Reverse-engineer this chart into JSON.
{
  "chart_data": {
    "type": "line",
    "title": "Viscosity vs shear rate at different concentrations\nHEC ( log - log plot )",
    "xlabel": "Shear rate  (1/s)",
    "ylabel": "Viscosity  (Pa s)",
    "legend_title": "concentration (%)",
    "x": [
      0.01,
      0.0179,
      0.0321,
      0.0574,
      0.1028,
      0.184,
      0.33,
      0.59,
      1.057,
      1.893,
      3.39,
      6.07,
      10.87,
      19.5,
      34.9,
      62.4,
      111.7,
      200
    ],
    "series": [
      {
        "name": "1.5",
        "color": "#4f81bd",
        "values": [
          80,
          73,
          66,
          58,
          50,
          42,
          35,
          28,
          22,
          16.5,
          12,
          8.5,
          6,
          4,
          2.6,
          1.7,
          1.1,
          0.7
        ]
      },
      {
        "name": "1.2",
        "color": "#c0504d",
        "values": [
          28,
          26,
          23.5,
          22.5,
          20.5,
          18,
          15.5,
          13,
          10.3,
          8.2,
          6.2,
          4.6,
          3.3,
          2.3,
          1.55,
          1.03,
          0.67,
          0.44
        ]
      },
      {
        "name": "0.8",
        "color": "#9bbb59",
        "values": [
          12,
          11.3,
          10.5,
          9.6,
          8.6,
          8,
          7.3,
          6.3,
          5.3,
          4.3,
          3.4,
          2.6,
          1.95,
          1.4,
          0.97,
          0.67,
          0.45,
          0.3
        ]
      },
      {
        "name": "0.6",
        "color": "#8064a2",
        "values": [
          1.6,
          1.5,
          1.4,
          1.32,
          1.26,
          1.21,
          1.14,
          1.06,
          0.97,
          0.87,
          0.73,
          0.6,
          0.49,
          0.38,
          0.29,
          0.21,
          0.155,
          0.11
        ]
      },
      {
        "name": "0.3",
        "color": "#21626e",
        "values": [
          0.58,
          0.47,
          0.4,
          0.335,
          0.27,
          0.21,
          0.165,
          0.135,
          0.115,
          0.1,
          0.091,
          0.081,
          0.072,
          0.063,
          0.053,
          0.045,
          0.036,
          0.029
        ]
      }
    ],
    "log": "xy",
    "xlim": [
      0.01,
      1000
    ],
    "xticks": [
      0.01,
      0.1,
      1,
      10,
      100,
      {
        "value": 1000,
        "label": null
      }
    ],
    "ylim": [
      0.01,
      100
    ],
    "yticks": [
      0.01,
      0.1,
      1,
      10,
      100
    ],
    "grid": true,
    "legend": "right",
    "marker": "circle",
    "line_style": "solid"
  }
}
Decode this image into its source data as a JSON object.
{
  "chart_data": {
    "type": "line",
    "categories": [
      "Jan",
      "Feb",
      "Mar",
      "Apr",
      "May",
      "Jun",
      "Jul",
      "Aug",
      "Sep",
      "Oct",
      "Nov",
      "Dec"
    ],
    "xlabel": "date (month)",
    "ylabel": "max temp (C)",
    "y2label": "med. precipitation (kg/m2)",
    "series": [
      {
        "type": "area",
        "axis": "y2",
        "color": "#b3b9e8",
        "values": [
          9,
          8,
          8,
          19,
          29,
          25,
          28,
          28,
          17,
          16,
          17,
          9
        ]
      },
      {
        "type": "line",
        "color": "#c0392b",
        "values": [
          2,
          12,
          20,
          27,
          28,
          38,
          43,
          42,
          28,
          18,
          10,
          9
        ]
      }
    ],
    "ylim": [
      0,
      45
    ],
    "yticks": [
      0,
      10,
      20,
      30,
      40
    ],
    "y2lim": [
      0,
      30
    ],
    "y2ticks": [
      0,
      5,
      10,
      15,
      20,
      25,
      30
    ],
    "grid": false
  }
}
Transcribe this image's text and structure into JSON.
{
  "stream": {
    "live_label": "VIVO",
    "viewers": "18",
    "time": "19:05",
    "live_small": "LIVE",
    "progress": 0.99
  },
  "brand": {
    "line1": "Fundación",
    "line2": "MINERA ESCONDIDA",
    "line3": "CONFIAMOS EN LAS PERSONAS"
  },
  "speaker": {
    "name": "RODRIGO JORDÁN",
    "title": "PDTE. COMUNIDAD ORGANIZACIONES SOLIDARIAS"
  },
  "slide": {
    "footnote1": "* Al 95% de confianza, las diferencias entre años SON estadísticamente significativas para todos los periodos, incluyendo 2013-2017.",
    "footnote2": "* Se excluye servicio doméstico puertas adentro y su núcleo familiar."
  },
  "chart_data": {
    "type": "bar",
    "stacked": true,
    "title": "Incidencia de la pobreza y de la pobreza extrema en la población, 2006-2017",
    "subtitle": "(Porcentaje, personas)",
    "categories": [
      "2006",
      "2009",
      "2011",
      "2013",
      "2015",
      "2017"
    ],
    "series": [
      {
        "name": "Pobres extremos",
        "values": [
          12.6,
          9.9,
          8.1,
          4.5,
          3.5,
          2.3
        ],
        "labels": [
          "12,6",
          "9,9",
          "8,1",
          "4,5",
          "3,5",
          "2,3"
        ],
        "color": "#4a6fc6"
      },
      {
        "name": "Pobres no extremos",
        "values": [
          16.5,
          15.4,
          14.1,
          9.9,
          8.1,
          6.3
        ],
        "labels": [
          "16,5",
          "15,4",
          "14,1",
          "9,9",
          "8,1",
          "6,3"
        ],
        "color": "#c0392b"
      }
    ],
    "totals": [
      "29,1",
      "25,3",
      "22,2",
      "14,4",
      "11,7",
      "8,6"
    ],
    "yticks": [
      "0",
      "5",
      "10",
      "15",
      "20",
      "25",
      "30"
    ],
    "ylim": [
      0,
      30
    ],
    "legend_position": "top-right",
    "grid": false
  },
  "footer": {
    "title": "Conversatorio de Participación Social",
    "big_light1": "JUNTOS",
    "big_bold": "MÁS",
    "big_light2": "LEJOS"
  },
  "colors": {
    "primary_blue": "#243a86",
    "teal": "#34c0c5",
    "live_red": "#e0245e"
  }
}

· · · · · · ·

Copy all lines of the material above where the string "type" occurs.

Final result:
    "type": "line",
    "type": "line",
        "type": "area",
        "type": "line",
    "type": "bar",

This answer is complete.